#### GIVEN REQUEST
Pull out every line containing the string "xlabel".

=== EXERCISE INPUT ===

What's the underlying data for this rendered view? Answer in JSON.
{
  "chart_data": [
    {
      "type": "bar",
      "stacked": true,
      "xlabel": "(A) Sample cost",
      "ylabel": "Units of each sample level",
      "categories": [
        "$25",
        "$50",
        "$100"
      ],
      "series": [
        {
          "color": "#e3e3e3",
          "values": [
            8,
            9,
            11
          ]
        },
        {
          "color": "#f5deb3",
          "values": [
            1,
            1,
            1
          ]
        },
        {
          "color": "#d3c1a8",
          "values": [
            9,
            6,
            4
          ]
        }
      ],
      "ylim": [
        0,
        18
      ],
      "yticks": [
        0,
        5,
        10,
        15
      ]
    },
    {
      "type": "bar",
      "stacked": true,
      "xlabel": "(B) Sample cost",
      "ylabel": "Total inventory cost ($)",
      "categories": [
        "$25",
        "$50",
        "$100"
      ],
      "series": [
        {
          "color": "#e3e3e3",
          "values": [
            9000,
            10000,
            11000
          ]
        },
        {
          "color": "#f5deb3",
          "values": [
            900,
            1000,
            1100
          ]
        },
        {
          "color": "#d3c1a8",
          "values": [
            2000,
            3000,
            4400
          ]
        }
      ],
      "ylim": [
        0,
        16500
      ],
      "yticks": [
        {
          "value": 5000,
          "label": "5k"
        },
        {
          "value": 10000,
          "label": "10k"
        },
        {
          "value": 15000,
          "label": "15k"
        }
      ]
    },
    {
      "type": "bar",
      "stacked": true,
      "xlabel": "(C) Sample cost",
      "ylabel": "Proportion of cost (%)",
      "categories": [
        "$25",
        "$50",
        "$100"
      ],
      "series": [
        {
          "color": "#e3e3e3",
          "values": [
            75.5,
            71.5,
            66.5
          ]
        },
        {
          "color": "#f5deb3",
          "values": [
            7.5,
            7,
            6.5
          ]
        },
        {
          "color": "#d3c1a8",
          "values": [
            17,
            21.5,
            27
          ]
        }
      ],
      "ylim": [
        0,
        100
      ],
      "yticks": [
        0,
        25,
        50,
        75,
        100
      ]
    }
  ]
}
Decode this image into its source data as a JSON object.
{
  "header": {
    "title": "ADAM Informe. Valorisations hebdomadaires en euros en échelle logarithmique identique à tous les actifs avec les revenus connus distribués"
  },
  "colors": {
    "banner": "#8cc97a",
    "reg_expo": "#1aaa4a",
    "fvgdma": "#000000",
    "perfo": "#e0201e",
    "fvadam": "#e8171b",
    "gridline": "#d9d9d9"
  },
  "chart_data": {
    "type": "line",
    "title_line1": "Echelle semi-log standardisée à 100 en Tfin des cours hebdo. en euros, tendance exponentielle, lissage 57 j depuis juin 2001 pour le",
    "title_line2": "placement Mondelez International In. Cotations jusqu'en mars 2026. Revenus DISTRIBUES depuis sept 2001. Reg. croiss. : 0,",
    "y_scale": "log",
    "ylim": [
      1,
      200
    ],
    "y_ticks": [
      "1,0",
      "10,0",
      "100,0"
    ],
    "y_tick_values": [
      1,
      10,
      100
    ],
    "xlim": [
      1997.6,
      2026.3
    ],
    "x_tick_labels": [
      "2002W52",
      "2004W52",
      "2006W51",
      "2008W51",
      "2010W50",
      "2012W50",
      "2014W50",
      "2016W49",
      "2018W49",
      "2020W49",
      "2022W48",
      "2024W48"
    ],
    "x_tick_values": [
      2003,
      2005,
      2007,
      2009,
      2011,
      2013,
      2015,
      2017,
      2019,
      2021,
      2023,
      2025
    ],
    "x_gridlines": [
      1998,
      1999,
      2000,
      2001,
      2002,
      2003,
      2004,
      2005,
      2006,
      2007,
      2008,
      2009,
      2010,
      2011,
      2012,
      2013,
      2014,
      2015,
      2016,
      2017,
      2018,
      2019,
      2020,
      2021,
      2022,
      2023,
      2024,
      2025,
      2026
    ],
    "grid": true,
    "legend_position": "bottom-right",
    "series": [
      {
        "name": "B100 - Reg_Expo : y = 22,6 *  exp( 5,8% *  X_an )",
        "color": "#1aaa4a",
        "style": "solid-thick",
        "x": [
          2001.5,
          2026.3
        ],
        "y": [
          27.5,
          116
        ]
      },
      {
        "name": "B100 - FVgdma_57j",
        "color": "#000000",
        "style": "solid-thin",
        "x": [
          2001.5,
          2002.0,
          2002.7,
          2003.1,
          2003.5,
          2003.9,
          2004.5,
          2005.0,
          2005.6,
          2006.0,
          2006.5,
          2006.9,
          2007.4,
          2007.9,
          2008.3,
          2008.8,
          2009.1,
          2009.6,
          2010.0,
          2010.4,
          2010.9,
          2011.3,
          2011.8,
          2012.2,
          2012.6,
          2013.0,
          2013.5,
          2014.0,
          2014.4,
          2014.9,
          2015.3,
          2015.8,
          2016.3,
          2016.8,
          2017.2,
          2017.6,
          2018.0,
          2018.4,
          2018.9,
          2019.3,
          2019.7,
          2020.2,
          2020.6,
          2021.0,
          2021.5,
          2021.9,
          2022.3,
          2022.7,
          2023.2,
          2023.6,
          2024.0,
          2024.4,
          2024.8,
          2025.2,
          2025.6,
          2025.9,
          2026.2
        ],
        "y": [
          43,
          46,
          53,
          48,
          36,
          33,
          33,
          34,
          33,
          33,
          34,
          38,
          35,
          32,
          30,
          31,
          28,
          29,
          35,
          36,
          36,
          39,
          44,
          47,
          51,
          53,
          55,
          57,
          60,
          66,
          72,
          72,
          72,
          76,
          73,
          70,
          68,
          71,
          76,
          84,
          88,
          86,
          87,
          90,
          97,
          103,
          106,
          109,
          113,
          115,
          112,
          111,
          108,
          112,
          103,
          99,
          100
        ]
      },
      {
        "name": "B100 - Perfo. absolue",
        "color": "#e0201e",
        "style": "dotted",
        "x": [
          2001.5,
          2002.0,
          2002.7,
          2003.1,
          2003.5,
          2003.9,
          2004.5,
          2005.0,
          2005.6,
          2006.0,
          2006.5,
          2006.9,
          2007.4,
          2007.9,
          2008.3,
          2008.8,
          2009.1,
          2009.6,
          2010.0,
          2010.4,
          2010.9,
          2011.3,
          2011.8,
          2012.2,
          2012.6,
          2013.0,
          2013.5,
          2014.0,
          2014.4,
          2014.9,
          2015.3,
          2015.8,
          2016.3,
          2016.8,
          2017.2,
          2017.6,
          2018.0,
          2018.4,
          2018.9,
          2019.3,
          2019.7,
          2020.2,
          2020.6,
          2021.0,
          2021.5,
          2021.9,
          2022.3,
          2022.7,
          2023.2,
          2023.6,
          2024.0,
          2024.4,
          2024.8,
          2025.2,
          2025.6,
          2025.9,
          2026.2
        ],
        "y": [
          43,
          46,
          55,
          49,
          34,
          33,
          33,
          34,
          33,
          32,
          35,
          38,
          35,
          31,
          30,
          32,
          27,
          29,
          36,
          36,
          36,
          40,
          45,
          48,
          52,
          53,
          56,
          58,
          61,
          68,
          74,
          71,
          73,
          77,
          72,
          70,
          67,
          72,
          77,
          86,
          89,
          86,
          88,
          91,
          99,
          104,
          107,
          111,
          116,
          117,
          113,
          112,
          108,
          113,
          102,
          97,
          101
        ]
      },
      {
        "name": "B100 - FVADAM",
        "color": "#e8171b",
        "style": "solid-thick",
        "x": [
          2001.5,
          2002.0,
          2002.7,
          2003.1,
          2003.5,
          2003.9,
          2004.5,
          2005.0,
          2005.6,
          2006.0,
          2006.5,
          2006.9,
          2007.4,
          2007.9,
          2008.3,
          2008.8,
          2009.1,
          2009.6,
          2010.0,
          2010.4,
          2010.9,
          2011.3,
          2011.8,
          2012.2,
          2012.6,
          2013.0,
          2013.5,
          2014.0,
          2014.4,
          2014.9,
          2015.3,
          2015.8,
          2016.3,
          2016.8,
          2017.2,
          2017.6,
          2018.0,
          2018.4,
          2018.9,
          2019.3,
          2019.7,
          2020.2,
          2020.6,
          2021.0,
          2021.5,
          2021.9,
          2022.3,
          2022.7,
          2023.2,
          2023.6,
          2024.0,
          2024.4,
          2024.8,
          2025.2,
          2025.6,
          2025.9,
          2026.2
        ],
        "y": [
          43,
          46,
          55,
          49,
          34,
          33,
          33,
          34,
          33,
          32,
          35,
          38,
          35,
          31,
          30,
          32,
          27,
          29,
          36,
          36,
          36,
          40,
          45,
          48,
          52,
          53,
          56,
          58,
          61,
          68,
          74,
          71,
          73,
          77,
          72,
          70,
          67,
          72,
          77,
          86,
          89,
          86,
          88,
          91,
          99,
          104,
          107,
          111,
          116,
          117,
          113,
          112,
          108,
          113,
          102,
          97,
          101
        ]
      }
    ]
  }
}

===

#### RESULT OF THE EXERCISE
      "xlabel": "(A) Sample cost",
      "xlabel": "(B) Sample cost",
      "xlabel": "(C) Sample cost",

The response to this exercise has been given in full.